**RAW RECORDS**
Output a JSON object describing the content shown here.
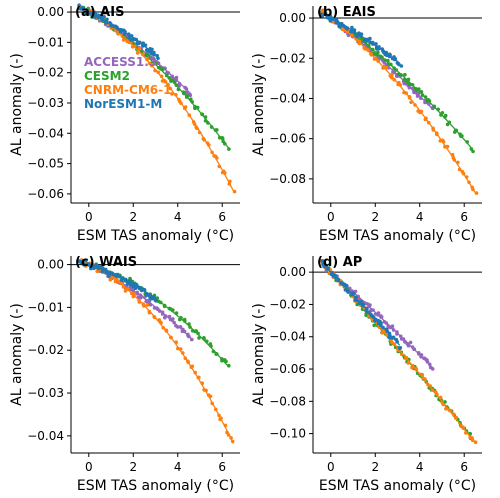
{
  "figure": {
    "xlabel": "ESM TAS anomaly (°C)",
    "ylabel": "AL anomaly (-)"
  },
  "legend": [
    {
      "name": "ACCESS1.3",
      "color": "#9467bd"
    },
    {
      "name": "CESM2",
      "color": "#2ca02c"
    },
    {
      "name": "CNRM-CM6-1",
      "color": "#ff7f0e"
    },
    {
      "name": "NorESM1-M",
      "color": "#1f77b4"
    }
  ],
  "chart_data": [
    {
      "type": "scatter",
      "title": "(a) AIS",
      "xlabel": "ESM TAS anomaly (°C)",
      "ylabel": "AL anomaly (-)",
      "xlim": [
        -0.8,
        6.8
      ],
      "ylim": [
        -0.063,
        0.002
      ],
      "xticks": [
        0,
        2,
        4,
        6
      ],
      "xtick_labels": [
        "0",
        "2",
        "4",
        "6"
      ],
      "yticks": [
        0,
        -0.01,
        -0.02,
        -0.03,
        -0.04,
        -0.05,
        -0.06
      ],
      "ytick_labels": [
        "0.00",
        "−0.01",
        "−0.02",
        "−0.03",
        "−0.04",
        "−0.05",
        "−0.06"
      ],
      "zero_line": true,
      "legend_position": "upper-left",
      "series": [
        {
          "name": "ACCESS1.3",
          "color": "#9467bd",
          "xmax": 4.6,
          "fit": [
            0,
            -0.0045,
            -0.0003
          ]
        },
        {
          "name": "CESM2",
          "color": "#2ca02c",
          "xmax": 6.3,
          "fit": [
            0,
            -0.0045,
            -0.00042
          ]
        },
        {
          "name": "CNRM-CM6-1",
          "color": "#ff7f0e",
          "xmax": 6.5,
          "fit": [
            0,
            -0.004,
            -0.00078
          ]
        },
        {
          "name": "NorESM1-M",
          "color": "#1f77b4",
          "xmax": 3.1,
          "fit": [
            0,
            -0.0035,
            -0.0004
          ]
        }
      ]
    },
    {
      "type": "scatter",
      "title": "(b) EAIS",
      "xlabel": "ESM TAS anomaly (°C)",
      "ylabel": "AL anomaly (-)",
      "xlim": [
        -0.8,
        6.8
      ],
      "ylim": [
        -0.092,
        0.006
      ],
      "xticks": [
        0,
        2,
        4,
        6
      ],
      "xtick_labels": [
        "0",
        "2",
        "4",
        "6"
      ],
      "yticks": [
        0,
        -0.02,
        -0.04,
        -0.06,
        -0.08
      ],
      "ytick_labels": [
        "0.00",
        "−0.02",
        "−0.04",
        "−0.06",
        "−0.08"
      ],
      "zero_line": true,
      "series": [
        {
          "name": "ACCESS1.3",
          "color": "#9467bd",
          "xmax": 4.6,
          "fit": [
            0,
            -0.0085,
            -0.0003
          ]
        },
        {
          "name": "CESM2",
          "color": "#2ca02c",
          "xmax": 6.3,
          "fit": [
            0,
            -0.0075,
            -0.00043
          ]
        },
        {
          "name": "CNRM-CM6-1",
          "color": "#ff7f0e",
          "xmax": 6.5,
          "fit": [
            0,
            -0.0085,
            -0.00075
          ]
        },
        {
          "name": "NorESM1-M",
          "color": "#1f77b4",
          "xmax": 3.1,
          "fit": [
            0,
            -0.006,
            -0.0004
          ]
        }
      ]
    },
    {
      "type": "scatter",
      "title": "(c) WAIS",
      "xlabel": "ESM TAS anomaly (°C)",
      "ylabel": "AL anomaly (-)",
      "xlim": [
        -0.8,
        6.8
      ],
      "ylim": [
        -0.044,
        0.002
      ],
      "xticks": [
        0,
        2,
        4,
        6
      ],
      "xtick_labels": [
        "0",
        "2",
        "4",
        "6"
      ],
      "yticks": [
        0,
        -0.01,
        -0.02,
        -0.03,
        -0.04
      ],
      "ytick_labels": [
        "0.00",
        "−0.01",
        "−0.02",
        "−0.03",
        "−0.04"
      ],
      "zero_line": true,
      "series": [
        {
          "name": "ACCESS1.3",
          "color": "#9467bd",
          "xmax": 4.6,
          "fit": [
            0,
            -0.0025,
            -0.00027
          ]
        },
        {
          "name": "CESM2",
          "color": "#2ca02c",
          "xmax": 6.3,
          "fit": [
            0,
            -0.0016,
            -0.00035
          ]
        },
        {
          "name": "CNRM-CM6-1",
          "color": "#ff7f0e",
          "xmax": 6.5,
          "fit": [
            0,
            -0.0022,
            -0.00065
          ]
        },
        {
          "name": "NorESM1-M",
          "color": "#1f77b4",
          "xmax": 3.1,
          "fit": [
            0,
            -0.0015,
            -0.0004
          ]
        }
      ]
    },
    {
      "type": "scatter",
      "title": "(d) AP",
      "xlabel": "ESM TAS anomaly (°C)",
      "ylabel": "AL anomaly (-)",
      "xlim": [
        -0.8,
        6.8
      ],
      "ylim": [
        -0.112,
        0.01
      ],
      "xticks": [
        0,
        2,
        4,
        6
      ],
      "xtick_labels": [
        "0",
        "2",
        "4",
        "6"
      ],
      "yticks": [
        0,
        -0.02,
        -0.04,
        -0.06,
        -0.08,
        -0.1
      ],
      "ytick_labels": [
        "0.00",
        "−0.02",
        "−0.04",
        "−0.06",
        "−0.08",
        "−0.10"
      ],
      "zero_line": true,
      "series": [
        {
          "name": "ACCESS1.3",
          "color": "#9467bd",
          "xmax": 4.6,
          "fit": [
            0,
            -0.012,
            -0.0002
          ]
        },
        {
          "name": "CESM2",
          "color": "#2ca02c",
          "xmax": 6.3,
          "fit": [
            0,
            -0.0155,
            -0.0001
          ]
        },
        {
          "name": "CNRM-CM6-1",
          "color": "#ff7f0e",
          "xmax": 6.5,
          "fit": [
            0,
            -0.015,
            -0.0002
          ]
        },
        {
          "name": "NorESM1-M",
          "color": "#1f77b4",
          "xmax": 3.1,
          "fit": [
            0,
            -0.014,
            -0.0002
          ]
        }
      ]
    }
  ]
}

**PROBLEM DESCRIPTION**
Print the complete listing exactly as it stands, without its pictures.

**COMPLETE ANSWER**
Output a JSON object describing the content shown here.
{
  "figure": {
    "xlabel": "ESM TAS anomaly (°C)",
    "ylabel": "AL anomaly (-)"
  },
  "legend": [
    {
      "name": "ACCESS1.3",
      "color": "#9467bd"
    },
    {
      "name": "CESM2",
      "color": "#2ca02c"
    },
    {
      "name": "CNRM-CM6-1",
      "color": "#ff7f0e"
    },
    {
      "name": "NorESM1-M",
      "color": "#1f77b4"
    }
  ],
  "chart_data": [
    {
      "type": "scatter",
      "title": "(a) AIS",
      "xlabel": "ESM TAS anomaly (°C)",
      "ylabel": "AL anomaly (-)",
      "xlim": [
        -0.8,
        6.8
      ],
      "ylim": [
        -0.063,
        0.002
      ],
      "xticks": [
        0,
        2,
        4,
        6
      ],
      "xtick_labels": [
        "0",
        "2",
        "4",
        "6"
      ],
      "yticks": [
        0,
        -0.01,
        -0.02,
        -0.03,
        -0.04,
        -0.05,
        -0.06
      ],
      "ytick_labels": [
        "0.00",
        "−0.01",
        "−0.02",
        "−0.03",
        "−0.04",
        "−0.05",
        "−0.06"
      ],
      "zero_line": true,
      "legend_position": "upper-left",
      "series": [
        {
          "name": "ACCESS1.3",
          "color": "#9467bd",
          "xmax": 4.6,
          "fit": [
            0,
            -0.0045,
            -0.0003
          ]
        },
        {
          "name": "CESM2",
          "color": "#2ca02c",
          "xmax": 6.3,
          "fit": [
            0,
            -0.0045,
            -0.00042
          ]
        },
        {
          "name": "CNRM-CM6-1",
          "color": "#ff7f0e",
          "xmax": 6.5,
          "fit": [
            0,
            -0.004,
            -0.00078
          ]
        },
        {
          "name": "NorESM1-M",
          "color": "#1f77b4",
          "xmax": 3.1,
          "fit": [
            0,
            -0.0035,
            -0.0004
          ]
        }
      ]
    },
    {
      "type": "scatter",
      "title": "(b) EAIS",
      "xlabel": "ESM TAS anomaly (°C)",
      "ylabel": "AL anomaly (-)",
      "xlim": [
        -0.8,
        6.8
      ],
      "ylim": [
        -0.092,
        0.006
      ],
      "xticks": [
        0,
        2,
        4,
        6
      ],
      "xtick_labels": [
        "0",
        "2",
        "4",
        "6"
      ],
      "yticks": [
        0,
        -0.02,
        -0.04,
        -0.06,
        -0.08
      ],
      "ytick_labels": [
        "0.00",
        "−0.02",
        "−0.04",
        "−0.06",
        "−0.08"
      ],
      "zero_line": true,
      "series": [
        {
          "name": "ACCESS1.3",
          "color": "#9467bd",
          "xmax": 4.6,
          "fit": [
            0,
            -0.0085,
            -0.0003
          ]
        },
        {
          "name": "CESM2",
          "color": "#2ca02c",
          "xmax": 6.3,
          "fit": [
            0,
            -0.0075,
            -0.00043
          ]
        },
        {
          "name": "CNRM-CM6-1",
          "color": "#ff7f0e",
          "xmax": 6.5,
          "fit": [
            0,
            -0.0085,
            -0.00075
          ]
        },
        {
          "name": "NorESM1-M",
          "color": "#1f77b4",
          "xmax": 3.1,
          "fit": [
            0,
            -0.006,
            -0.0004
          ]
        }
      ]
    },
    {
      "type": "scatter",
      "title": "(c) WAIS",
      "xlabel": "ESM TAS anomaly (°C)",
      "ylabel": "AL anomaly (-)",
      "xlim": [
        -0.8,
        6.8
      ],
      "ylim": [
        -0.044,
        0.002
      ],
      "xticks": [
        0,
        2,
        4,
        6
      ],
      "xtick_labels": [
        "0",
        "2",
        "4",
        "6"
      ],
      "yticks": [
        0,
        -0.01,
        -0.02,
        -0.03,
        -0.04
      ],
      "ytick_labels": [
        "0.00",
        "−0.01",
        "−0.02",
        "−0.03",
        "−0.04"
      ],
      "zero_line": true,
      "series": [
        {
          "name": "ACCESS1.3",
          "color": "#9467bd",
          "xmax": 4.6,
          "fit": [
            0,
            -0.0025,
            -0.00027
          ]
        },
        {
          "name": "CESM2",
          "color": "#2ca02c",
          "xmax": 6.3,
          "fit": [
            0,
            -0.0016,
            -0.00035
          ]
        },
        {
          "name": "CNRM-CM6-1",
          "color": "#ff7f0e",
          "xmax": 6.5,
          "fit": [
            0,
            -0.0022,
            -0.00065
          ]
        },
        {
          "name": "NorESM1-M",
          "color": "#1f77b4",
          "xmax": 3.1,
          "fit": [
            0,
            -0.0015,
            -0.0004
          ]
        }
      ]
    },
    {
      "type": "scatter",
      "title": "(d) AP",
      "xlabel": "ESM TAS anomaly (°C)",
      "ylabel": "AL anomaly (-)",
      "xlim": [
        -0.8,
        6.8
      ],
      "ylim": [
        -0.112,
        0.01
      ],
      "xticks": [
        0,
        2,
        4,
        6
      ],
      "xtick_labels": [
        "0",
        "2",
        "4",
        "6"
      ],
      "yticks": [
        0,
        -0.02,
        -0.04,
        -0.06,
        -0.08,
        -0.1
      ],
      "ytick_labels": [
        "0.00",
        "−0.02",
        "−0.04",
        "−0.06",
        "−0.08",
        "−0.10"
      ],
      "zero_line": true,
      "series": [
        {
          "name": "ACCESS1.3",
          "color": "#9467bd",
          "xmax": 4.6,
          "fit": [
            0,
            -0.012,
            -0.0002
          ]
        },
        {
          "name": "CESM2",
          "color": "#2ca02c",
          "xmax": 6.3,
          "fit": [
            0,
            -0.0155,
            -0.0001
          ]
        },
        {
          "name": "CNRM-CM6-1",
          "color": "#ff7f0e",
          "xmax": 6.5,
          "fit": [
            0,
            -0.015,
            -0.0002
          ]
        },
        {
          "name": "NorESM1-M",
          "color": "#1f77b4",
          "xmax": 3.1,
          "fit": [
            0,
            -0.014,
            -0.0002
          ]
        }
      ]
    }
  ]
}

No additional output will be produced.